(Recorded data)

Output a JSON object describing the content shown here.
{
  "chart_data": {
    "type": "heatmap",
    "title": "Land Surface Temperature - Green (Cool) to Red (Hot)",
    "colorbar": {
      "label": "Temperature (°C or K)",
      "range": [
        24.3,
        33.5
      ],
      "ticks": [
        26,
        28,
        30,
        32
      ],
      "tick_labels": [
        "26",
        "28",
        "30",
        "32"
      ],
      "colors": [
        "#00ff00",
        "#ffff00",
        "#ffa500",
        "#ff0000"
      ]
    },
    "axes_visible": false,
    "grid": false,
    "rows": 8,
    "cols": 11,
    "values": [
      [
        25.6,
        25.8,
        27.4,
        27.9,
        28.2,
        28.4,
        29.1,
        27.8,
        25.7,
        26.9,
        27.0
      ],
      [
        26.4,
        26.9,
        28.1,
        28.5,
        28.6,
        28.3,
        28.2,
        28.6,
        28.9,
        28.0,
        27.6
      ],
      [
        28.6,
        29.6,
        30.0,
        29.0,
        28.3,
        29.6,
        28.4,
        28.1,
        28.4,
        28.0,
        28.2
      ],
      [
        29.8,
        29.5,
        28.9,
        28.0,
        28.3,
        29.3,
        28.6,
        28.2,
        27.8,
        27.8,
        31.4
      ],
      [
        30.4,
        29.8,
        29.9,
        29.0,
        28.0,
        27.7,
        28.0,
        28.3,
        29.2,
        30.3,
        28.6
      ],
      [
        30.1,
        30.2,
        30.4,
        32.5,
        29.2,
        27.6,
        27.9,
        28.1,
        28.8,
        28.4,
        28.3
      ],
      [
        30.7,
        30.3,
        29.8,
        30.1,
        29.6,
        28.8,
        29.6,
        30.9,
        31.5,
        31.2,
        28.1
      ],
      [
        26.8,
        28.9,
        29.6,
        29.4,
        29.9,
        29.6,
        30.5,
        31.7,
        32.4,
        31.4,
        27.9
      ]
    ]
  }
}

- [Your instructions] Gather all lines with the string "Temperature" from the data.

- [Solved problem]
    "title": "Land Surface Temperature - Green (Cool) to Red (Hot)",
      "label": "Temperature (°C or K)",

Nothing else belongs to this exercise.